— start Given entries —

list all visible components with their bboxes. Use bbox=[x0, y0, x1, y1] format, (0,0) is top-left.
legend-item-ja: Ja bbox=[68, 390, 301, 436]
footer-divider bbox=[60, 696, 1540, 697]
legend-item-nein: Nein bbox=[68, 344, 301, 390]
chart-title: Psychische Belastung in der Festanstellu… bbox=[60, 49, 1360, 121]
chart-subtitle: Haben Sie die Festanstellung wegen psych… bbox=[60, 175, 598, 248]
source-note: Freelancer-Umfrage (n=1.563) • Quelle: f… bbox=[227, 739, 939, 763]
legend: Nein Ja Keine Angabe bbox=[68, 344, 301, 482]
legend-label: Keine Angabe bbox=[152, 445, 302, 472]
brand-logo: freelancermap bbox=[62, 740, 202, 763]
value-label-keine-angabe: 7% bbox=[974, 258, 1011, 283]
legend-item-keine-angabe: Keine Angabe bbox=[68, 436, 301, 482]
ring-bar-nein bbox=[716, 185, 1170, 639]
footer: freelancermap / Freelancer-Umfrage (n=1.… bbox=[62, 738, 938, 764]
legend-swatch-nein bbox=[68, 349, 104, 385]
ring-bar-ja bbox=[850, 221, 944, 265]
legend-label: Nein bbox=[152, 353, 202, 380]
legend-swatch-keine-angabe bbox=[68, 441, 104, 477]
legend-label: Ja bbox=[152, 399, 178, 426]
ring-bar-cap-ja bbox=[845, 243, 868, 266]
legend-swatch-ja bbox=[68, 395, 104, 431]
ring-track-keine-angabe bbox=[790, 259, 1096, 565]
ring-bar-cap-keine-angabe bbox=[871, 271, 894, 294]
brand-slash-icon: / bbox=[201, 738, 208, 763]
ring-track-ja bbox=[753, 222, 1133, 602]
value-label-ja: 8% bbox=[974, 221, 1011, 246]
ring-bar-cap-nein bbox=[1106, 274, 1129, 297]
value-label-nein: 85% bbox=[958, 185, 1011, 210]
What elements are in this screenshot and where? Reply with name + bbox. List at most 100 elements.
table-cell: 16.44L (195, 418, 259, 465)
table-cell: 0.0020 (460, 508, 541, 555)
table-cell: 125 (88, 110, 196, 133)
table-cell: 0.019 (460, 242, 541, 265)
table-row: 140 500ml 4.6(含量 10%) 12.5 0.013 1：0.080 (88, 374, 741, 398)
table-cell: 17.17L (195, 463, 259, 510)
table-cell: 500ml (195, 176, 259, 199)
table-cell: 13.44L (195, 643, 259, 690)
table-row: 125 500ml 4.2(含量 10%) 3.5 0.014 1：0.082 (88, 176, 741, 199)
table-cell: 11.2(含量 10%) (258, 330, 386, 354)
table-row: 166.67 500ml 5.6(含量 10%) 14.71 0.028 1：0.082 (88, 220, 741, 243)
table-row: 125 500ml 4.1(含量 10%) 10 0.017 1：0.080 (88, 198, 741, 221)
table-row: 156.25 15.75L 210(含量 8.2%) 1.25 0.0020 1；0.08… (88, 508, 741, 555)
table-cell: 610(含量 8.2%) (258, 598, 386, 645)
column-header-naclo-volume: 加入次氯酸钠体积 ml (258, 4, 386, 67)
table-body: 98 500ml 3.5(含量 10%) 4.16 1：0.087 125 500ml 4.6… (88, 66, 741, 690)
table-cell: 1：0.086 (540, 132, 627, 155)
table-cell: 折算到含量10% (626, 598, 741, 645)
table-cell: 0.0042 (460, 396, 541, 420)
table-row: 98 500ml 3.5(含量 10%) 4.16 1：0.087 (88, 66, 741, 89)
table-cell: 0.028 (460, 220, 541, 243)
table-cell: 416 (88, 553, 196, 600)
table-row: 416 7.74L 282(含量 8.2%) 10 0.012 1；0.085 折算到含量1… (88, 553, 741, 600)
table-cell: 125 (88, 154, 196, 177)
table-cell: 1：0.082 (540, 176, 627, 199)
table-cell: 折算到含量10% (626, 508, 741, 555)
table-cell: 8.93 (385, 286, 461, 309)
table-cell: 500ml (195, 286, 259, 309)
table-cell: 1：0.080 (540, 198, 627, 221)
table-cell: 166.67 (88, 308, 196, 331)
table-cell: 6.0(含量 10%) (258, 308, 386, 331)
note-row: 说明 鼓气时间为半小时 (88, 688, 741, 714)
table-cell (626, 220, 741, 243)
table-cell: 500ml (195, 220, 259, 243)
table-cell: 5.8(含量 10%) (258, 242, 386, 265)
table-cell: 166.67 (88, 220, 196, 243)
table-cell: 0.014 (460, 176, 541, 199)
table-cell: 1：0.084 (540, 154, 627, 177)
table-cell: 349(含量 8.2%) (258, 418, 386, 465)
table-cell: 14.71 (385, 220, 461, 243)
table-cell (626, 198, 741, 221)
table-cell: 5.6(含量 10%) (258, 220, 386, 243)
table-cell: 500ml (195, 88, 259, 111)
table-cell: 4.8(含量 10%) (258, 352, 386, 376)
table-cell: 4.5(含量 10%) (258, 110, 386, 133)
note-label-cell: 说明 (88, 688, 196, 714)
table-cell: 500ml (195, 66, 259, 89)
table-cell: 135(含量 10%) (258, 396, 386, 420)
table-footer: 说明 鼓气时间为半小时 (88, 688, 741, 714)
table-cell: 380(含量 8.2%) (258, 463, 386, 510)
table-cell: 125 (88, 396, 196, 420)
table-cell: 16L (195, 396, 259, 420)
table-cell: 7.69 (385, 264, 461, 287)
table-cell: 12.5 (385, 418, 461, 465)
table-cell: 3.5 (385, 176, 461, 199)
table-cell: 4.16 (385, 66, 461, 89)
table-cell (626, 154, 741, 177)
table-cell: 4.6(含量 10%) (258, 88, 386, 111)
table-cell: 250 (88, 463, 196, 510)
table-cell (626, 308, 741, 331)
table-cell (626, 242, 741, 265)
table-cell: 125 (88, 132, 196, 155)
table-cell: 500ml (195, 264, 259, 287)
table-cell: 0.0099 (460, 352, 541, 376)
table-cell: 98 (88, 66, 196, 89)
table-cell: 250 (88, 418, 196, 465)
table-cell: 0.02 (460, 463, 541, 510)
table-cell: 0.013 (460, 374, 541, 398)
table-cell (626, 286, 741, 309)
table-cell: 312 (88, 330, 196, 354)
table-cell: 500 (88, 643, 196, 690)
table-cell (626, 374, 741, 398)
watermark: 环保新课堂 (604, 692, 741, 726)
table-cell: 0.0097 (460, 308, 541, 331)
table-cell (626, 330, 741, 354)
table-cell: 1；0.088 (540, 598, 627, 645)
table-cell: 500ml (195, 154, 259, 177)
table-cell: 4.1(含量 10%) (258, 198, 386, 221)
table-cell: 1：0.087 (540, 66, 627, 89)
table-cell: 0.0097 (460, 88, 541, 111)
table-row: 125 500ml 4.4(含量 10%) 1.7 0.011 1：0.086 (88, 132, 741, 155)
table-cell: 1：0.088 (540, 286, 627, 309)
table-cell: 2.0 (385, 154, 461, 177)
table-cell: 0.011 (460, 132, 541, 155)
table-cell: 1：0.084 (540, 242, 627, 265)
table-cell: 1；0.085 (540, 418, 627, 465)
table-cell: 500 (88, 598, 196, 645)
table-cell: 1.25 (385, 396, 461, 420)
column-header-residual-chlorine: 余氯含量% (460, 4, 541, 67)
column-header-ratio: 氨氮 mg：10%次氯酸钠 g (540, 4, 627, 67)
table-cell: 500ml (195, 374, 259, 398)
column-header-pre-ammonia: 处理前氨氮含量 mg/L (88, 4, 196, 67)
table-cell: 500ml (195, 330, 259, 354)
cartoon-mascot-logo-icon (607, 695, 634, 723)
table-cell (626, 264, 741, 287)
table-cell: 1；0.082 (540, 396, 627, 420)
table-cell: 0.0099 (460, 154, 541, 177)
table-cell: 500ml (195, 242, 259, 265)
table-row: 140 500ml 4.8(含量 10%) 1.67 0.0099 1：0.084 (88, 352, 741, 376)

— end Given entries —

- _Objective_
Copy out word for word the part of the entries that runs from the very first line through the line containing "table-cell: 11.2(含量 10%) (258, 330, 386, 354)", including that line.

- _Task output_
list all visible components with their bboxes. Use bbox=[x0, y0, x1, y1] format, (0,0) is top-left.
legend-item-ja: Ja bbox=[68, 390, 301, 436]
footer-divider bbox=[60, 696, 1540, 697]
legend-item-nein: Nein bbox=[68, 344, 301, 390]
chart-title: Psychische Belastung in der Festanstellu… bbox=[60, 49, 1360, 121]
chart-subtitle: Haben Sie die Festanstellung wegen psych… bbox=[60, 175, 598, 248]
source-note: Freelancer-Umfrage (n=1.563) • Quelle: f… bbox=[227, 739, 939, 763]
legend: Nein Ja Keine Angabe bbox=[68, 344, 301, 482]
legend-label: Keine Angabe bbox=[152, 445, 302, 472]
brand-logo: freelancermap bbox=[62, 740, 202, 763]
value-label-keine-angabe: 7% bbox=[974, 258, 1011, 283]
legend-item-keine-angabe: Keine Angabe bbox=[68, 436, 301, 482]
ring-bar-nein bbox=[716, 185, 1170, 639]
footer: freelancermap / Freelancer-Umfrage (n=1.… bbox=[62, 738, 938, 764]
legend-swatch-nein bbox=[68, 349, 104, 385]
ring-bar-ja bbox=[850, 221, 944, 265]
legend-label: Nein bbox=[152, 353, 202, 380]
legend-swatch-keine-angabe bbox=[68, 441, 104, 477]
legend-label: Ja bbox=[152, 399, 178, 426]
ring-bar-cap-ja bbox=[845, 243, 868, 266]
legend-swatch-ja bbox=[68, 395, 104, 431]
ring-track-keine-angabe bbox=[790, 259, 1096, 565]
ring-bar-cap-keine-angabe bbox=[871, 271, 894, 294]
brand-slash-icon: / bbox=[201, 738, 208, 763]
ring-track-ja bbox=[753, 222, 1133, 602]
value-label-ja: 8% bbox=[974, 221, 1011, 246]
ring-bar-cap-nein bbox=[1106, 274, 1129, 297]
value-label-nein: 85% bbox=[958, 185, 1011, 210]
What elements are in this screenshot and where? Reply with name + bbox. List at most 100 elements.
table-cell: 16.44L (195, 418, 259, 465)
table-cell: 0.0020 (460, 508, 541, 555)
table-cell: 125 (88, 110, 196, 133)
table-cell: 0.019 (460, 242, 541, 265)
table-row: 140 500ml 4.6(含量 10%) 12.5 0.013 1：0.080 (88, 374, 741, 398)
table-cell: 17.17L (195, 463, 259, 510)
table-cell: 500ml (195, 176, 259, 199)
table-cell: 13.44L (195, 643, 259, 690)
table-row: 125 500ml 4.2(含量 10%) 3.5 0.014 1：0.082 (88, 176, 741, 199)
table-cell: 11.2(含量 10%) (258, 330, 386, 354)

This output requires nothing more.